Exercise directions
Spot each line that carries the word "solutions"; copy those lines.

Record extracts
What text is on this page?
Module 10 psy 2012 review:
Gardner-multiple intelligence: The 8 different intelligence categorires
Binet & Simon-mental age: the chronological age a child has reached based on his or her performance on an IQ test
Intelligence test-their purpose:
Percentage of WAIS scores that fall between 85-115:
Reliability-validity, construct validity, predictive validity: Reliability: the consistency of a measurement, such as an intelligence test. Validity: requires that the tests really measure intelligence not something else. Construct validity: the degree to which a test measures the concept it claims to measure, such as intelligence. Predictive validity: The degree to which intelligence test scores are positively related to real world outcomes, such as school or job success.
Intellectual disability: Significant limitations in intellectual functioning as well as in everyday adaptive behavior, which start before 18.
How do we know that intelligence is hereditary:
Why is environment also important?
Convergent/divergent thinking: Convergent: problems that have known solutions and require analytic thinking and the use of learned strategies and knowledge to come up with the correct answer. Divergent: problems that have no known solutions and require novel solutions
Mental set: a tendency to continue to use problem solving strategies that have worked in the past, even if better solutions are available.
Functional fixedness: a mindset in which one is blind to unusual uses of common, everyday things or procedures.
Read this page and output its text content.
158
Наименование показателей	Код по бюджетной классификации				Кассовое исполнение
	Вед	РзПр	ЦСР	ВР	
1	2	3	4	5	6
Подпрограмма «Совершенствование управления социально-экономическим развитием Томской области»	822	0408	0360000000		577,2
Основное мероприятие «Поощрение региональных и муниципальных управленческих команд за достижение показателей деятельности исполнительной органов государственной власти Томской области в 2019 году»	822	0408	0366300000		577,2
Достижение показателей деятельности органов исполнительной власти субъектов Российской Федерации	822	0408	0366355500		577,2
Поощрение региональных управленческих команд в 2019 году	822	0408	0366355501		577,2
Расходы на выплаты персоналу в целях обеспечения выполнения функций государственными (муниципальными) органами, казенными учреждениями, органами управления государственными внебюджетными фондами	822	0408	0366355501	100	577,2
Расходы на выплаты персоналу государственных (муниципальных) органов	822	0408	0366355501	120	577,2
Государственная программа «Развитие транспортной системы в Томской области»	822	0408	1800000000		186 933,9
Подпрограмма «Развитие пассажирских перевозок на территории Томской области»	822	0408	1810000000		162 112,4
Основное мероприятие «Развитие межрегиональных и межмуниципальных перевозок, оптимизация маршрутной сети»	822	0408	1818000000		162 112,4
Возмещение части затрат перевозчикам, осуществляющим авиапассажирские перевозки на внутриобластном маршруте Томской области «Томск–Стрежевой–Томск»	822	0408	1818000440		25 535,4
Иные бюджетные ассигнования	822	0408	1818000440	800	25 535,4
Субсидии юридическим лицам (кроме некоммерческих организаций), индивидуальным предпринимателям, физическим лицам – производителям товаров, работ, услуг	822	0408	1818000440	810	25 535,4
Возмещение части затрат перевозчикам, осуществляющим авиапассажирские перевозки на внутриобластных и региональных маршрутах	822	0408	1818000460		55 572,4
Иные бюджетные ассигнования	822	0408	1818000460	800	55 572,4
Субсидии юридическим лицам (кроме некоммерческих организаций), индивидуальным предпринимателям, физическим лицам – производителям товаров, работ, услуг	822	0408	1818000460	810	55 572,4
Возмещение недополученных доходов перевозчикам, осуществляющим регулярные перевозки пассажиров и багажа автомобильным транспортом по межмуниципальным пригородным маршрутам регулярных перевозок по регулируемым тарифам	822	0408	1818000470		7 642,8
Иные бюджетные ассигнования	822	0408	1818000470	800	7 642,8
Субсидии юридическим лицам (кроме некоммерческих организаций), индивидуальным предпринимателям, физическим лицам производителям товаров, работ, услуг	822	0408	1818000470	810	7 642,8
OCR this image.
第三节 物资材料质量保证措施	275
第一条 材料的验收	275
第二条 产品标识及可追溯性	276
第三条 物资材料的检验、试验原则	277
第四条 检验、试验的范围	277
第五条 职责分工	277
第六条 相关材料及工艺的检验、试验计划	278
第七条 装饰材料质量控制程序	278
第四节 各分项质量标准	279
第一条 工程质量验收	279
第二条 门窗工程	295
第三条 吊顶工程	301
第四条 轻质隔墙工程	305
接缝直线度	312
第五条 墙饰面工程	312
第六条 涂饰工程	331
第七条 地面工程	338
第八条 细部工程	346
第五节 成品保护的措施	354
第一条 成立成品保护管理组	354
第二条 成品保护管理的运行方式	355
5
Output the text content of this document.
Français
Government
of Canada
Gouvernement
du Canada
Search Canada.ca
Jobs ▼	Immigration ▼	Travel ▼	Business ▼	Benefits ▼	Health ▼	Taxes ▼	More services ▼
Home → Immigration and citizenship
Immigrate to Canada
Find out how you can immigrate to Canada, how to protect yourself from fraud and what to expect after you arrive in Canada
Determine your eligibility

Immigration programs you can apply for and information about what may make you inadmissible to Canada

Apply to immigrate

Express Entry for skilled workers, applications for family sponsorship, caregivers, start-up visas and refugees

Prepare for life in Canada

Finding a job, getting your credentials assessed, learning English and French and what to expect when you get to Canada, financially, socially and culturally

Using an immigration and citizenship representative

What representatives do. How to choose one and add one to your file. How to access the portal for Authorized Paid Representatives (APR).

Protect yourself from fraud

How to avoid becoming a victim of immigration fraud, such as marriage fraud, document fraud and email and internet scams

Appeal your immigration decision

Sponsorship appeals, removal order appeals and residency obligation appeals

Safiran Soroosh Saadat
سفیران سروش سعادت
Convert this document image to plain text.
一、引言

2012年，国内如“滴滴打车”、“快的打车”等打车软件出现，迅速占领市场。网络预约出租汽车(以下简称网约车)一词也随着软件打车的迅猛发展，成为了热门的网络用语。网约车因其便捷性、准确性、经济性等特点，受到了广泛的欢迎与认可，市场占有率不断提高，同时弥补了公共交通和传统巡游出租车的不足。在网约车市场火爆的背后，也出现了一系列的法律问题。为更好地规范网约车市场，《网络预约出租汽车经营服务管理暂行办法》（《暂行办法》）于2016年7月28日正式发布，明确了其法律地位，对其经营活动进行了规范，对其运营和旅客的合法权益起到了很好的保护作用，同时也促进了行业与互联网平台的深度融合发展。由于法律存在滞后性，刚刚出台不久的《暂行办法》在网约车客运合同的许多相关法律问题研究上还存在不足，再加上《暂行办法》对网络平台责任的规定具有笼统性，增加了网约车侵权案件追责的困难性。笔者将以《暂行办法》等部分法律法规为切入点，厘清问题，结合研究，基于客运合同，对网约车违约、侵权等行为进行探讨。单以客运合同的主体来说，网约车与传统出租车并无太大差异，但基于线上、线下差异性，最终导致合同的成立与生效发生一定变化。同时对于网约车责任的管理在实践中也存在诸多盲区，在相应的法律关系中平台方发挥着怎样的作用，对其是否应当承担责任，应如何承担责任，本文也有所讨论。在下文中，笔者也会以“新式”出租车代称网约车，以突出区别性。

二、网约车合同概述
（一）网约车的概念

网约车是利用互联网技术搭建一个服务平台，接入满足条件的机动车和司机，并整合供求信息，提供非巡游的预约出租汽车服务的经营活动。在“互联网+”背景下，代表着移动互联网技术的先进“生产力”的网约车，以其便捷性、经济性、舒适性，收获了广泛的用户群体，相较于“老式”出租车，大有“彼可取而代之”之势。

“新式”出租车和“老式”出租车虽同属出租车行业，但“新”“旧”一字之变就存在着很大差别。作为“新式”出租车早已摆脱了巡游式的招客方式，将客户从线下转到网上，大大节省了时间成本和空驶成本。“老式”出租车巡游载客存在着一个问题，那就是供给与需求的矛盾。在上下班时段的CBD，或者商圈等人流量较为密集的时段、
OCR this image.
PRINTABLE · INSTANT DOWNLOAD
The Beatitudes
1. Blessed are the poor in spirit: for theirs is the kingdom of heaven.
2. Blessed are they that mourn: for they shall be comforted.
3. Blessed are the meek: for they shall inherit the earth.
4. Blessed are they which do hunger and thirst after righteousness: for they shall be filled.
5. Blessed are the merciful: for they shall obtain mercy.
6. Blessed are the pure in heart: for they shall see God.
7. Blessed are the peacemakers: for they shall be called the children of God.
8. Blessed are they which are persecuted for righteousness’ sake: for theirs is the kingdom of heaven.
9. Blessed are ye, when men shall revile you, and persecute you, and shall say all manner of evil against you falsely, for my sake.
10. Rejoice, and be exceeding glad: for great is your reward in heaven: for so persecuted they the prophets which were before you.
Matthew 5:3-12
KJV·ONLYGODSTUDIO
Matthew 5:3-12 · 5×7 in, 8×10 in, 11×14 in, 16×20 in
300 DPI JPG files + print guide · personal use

Result of this task
Convergent/divergent thinking: Convergent: problems that have known solutions and require analytic thinking and the use of learned strategies and knowledge to come up with the correct answer. Divergent: problems that have no known solutions and require novel solutions
Mental set: a tendency to continue to use problem solving strategies that have worked in the past, even if better solutions are available.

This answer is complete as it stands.